» Prompt
Gather all lines from the material that contain the word "JIRA".

» Given records
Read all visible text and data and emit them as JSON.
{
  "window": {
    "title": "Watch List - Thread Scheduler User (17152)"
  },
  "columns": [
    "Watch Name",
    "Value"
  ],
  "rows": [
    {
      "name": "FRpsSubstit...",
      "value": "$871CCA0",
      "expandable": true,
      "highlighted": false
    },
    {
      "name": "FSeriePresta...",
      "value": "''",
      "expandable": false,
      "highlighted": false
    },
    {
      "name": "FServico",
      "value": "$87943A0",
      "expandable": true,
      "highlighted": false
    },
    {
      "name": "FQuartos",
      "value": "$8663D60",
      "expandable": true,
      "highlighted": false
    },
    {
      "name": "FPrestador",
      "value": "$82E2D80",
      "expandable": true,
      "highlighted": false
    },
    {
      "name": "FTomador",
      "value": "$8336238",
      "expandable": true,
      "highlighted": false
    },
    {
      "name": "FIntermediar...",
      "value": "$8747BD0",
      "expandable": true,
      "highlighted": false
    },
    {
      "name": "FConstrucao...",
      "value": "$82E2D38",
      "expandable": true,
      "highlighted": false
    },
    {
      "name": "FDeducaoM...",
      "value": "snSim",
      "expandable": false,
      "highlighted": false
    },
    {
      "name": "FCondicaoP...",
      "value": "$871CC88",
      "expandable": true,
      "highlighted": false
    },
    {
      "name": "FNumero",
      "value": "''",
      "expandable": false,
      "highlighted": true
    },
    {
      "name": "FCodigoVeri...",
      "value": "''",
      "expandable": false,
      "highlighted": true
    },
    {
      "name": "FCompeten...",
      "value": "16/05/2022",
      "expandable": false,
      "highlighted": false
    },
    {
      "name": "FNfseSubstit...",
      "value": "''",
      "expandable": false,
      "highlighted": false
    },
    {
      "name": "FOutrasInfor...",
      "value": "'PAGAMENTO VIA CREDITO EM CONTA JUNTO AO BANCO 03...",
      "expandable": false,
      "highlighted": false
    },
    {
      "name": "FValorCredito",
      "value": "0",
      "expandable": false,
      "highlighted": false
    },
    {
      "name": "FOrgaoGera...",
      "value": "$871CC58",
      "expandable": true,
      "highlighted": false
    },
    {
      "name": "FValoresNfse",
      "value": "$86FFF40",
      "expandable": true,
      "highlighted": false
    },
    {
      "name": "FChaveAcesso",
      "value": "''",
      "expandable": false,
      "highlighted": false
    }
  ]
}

==

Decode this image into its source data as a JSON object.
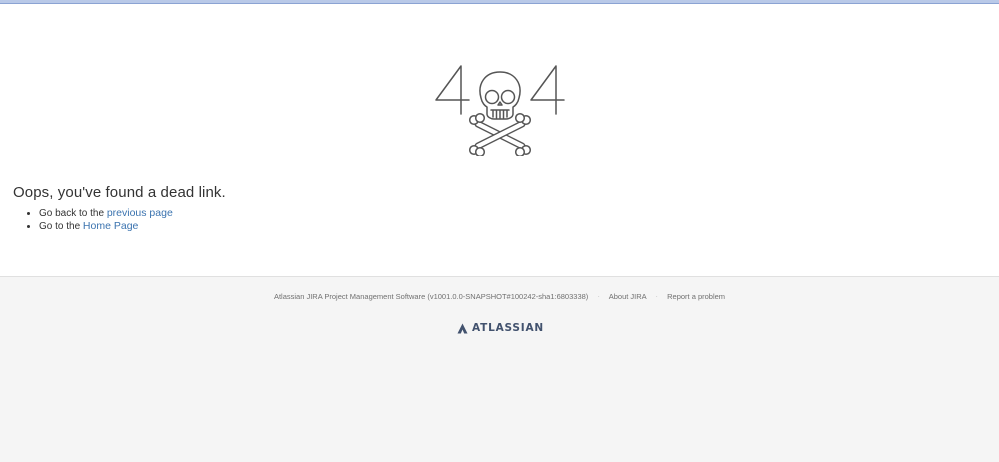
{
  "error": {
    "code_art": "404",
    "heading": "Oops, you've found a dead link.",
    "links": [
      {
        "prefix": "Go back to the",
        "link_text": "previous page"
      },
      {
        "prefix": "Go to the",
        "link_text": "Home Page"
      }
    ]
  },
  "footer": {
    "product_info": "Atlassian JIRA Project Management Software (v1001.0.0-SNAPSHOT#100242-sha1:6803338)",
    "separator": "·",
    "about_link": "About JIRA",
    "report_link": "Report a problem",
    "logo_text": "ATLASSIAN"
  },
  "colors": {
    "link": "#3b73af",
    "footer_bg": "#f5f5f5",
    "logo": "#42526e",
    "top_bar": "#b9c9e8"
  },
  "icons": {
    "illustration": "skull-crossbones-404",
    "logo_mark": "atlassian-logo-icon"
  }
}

» Written answer
    "product_info": "Atlassian JIRA Project Management Software (v1001.0.0-SNAPSHOT#100242-sha1:6803338)",
    "about_link": "About JIRA",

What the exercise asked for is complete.